** What the task requires **
Can you quote the listing word for word, from its first line through the line containing "pause-button[interactable] (698, 12, 738, 42)", with both of those lines included?

** Data listing **
= = = = = = =
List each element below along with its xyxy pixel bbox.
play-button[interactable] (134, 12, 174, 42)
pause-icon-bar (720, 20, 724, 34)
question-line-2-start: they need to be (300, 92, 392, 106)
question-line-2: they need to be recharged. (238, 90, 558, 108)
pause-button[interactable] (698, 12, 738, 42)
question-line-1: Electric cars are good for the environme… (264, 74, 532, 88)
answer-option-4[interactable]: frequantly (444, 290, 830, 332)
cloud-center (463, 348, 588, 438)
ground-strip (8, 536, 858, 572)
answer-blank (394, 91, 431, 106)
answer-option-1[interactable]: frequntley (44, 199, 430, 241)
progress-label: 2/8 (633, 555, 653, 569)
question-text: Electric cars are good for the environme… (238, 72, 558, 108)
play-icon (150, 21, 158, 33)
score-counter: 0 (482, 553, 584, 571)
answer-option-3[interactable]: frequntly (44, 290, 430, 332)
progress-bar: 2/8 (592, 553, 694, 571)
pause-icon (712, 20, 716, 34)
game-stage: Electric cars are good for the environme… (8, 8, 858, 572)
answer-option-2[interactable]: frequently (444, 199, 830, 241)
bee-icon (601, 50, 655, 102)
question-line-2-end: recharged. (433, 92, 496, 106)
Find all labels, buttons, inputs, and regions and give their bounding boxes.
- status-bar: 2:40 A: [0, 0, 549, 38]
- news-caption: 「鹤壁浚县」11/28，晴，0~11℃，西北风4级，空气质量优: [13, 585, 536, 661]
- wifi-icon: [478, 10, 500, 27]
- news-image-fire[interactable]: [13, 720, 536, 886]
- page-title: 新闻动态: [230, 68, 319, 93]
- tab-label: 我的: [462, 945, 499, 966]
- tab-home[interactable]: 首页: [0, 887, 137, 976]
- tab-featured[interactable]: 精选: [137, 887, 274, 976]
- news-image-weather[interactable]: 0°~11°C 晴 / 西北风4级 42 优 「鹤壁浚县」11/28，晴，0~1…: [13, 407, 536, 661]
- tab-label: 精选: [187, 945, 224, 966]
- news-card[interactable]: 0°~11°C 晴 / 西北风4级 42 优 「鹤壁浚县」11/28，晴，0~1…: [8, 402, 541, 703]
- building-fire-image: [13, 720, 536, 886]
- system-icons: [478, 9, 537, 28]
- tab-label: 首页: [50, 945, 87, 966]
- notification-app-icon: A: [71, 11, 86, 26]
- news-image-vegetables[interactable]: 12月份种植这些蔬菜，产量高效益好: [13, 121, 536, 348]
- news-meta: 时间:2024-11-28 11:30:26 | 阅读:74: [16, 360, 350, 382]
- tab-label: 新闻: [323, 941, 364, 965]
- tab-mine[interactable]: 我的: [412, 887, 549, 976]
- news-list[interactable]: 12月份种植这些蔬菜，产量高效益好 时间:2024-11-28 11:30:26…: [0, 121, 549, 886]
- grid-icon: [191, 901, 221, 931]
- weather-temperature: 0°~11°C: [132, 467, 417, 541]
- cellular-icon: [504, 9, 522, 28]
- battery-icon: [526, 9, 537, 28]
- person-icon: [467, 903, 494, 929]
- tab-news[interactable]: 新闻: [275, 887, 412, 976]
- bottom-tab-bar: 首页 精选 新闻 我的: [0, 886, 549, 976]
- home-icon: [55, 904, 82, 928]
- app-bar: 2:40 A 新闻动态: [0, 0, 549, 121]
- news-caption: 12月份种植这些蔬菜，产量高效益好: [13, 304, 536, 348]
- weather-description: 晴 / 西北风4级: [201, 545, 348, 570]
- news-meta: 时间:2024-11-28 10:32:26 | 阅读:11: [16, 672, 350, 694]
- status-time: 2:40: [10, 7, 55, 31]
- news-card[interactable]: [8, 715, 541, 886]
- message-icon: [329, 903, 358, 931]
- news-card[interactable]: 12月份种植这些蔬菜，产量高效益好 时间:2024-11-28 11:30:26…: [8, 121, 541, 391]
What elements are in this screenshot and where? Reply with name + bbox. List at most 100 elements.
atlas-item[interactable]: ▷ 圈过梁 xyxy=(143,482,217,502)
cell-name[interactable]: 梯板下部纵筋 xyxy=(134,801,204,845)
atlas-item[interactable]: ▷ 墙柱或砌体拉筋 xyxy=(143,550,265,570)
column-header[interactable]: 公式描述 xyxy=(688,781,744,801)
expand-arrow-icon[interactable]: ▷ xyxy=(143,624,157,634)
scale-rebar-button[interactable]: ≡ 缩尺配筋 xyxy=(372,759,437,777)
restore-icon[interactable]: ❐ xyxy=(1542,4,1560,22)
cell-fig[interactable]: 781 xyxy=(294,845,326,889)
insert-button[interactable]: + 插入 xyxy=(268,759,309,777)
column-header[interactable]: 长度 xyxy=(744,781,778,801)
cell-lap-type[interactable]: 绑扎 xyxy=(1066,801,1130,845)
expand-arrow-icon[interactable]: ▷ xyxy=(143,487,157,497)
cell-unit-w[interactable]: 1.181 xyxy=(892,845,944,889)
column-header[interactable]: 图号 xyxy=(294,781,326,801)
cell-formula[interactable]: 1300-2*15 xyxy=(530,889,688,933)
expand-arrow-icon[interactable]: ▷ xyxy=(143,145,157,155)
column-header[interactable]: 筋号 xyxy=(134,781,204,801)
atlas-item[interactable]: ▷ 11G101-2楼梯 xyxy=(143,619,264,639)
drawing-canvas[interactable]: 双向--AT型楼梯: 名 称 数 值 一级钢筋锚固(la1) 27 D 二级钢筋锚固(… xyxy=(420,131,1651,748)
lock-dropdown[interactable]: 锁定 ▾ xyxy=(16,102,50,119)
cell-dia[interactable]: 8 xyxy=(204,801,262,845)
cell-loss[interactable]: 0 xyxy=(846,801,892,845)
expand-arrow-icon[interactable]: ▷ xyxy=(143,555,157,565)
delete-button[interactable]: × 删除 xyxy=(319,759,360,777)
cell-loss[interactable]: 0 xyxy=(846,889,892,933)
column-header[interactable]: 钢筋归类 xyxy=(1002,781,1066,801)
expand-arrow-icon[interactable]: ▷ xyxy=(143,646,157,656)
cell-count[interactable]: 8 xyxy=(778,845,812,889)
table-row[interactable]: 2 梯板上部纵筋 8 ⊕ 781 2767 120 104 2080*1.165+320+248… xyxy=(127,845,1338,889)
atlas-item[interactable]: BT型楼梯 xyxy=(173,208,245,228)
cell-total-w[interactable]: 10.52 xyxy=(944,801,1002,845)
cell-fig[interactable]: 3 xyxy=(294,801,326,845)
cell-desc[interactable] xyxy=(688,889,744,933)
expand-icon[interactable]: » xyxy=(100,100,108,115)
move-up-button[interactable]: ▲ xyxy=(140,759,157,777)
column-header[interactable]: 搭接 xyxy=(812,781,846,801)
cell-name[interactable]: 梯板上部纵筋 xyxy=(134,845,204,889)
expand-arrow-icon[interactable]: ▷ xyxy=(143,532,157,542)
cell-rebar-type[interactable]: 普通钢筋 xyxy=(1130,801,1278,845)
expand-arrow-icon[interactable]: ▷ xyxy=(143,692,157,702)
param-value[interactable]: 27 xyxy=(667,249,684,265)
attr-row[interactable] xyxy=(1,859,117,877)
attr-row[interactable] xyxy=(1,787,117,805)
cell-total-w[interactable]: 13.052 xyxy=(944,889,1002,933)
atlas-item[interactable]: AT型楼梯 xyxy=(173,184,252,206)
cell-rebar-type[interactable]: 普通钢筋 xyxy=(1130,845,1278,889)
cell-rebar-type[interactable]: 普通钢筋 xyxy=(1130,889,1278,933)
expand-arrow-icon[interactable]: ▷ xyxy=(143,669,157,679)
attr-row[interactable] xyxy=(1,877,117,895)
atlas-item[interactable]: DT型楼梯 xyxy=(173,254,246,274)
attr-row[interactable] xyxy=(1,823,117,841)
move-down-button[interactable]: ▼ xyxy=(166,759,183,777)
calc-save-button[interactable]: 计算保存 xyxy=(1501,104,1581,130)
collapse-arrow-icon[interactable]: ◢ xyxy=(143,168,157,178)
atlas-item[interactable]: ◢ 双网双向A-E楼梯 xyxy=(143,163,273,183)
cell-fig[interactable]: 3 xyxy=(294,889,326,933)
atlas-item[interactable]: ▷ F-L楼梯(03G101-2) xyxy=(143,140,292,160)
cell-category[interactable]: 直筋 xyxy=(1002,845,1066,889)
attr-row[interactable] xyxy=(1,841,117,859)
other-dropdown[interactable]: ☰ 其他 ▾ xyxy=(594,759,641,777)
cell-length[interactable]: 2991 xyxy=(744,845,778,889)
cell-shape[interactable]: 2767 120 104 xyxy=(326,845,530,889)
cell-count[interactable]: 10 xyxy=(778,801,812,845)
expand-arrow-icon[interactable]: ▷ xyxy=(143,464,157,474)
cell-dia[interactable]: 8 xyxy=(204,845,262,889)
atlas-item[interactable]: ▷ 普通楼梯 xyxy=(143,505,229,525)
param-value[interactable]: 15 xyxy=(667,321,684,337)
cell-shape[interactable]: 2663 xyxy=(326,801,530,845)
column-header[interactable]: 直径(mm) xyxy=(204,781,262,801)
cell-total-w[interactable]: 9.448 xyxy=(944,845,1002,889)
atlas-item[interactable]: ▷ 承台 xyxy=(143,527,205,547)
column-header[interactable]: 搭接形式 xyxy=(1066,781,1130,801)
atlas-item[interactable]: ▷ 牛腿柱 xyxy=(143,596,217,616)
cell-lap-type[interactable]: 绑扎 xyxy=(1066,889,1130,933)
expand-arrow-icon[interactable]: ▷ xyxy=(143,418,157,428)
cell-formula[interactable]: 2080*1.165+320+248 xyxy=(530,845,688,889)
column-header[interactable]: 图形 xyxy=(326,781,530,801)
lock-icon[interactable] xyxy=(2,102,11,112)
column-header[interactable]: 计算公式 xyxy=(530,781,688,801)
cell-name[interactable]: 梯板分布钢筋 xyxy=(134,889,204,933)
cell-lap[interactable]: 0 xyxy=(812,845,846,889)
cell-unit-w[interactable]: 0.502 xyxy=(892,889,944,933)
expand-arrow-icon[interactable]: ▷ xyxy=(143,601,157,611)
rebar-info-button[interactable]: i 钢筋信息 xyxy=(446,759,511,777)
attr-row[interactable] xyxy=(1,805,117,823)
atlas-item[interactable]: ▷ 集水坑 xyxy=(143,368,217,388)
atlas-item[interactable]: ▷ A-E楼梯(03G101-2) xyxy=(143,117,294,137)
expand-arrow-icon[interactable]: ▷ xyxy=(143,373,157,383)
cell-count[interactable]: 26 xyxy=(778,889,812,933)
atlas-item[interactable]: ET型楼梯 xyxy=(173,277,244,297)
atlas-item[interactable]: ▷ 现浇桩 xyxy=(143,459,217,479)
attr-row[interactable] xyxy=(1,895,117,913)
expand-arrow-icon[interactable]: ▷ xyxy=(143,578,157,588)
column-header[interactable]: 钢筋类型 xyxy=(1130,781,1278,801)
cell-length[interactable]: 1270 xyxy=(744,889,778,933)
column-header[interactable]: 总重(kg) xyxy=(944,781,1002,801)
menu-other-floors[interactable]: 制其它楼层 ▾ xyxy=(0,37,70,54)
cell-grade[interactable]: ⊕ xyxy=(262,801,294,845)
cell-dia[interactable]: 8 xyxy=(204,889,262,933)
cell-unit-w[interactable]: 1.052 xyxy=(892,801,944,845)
= = = = = = =
** Response below **
List each element below along with its xyxy pixel bbox.
play-button[interactable] (134, 12, 174, 42)
pause-icon-bar (720, 20, 724, 34)
question-line-2-start: they need to be (300, 92, 392, 106)
question-line-2: they need to be recharged. (238, 90, 558, 108)
pause-button[interactable] (698, 12, 738, 42)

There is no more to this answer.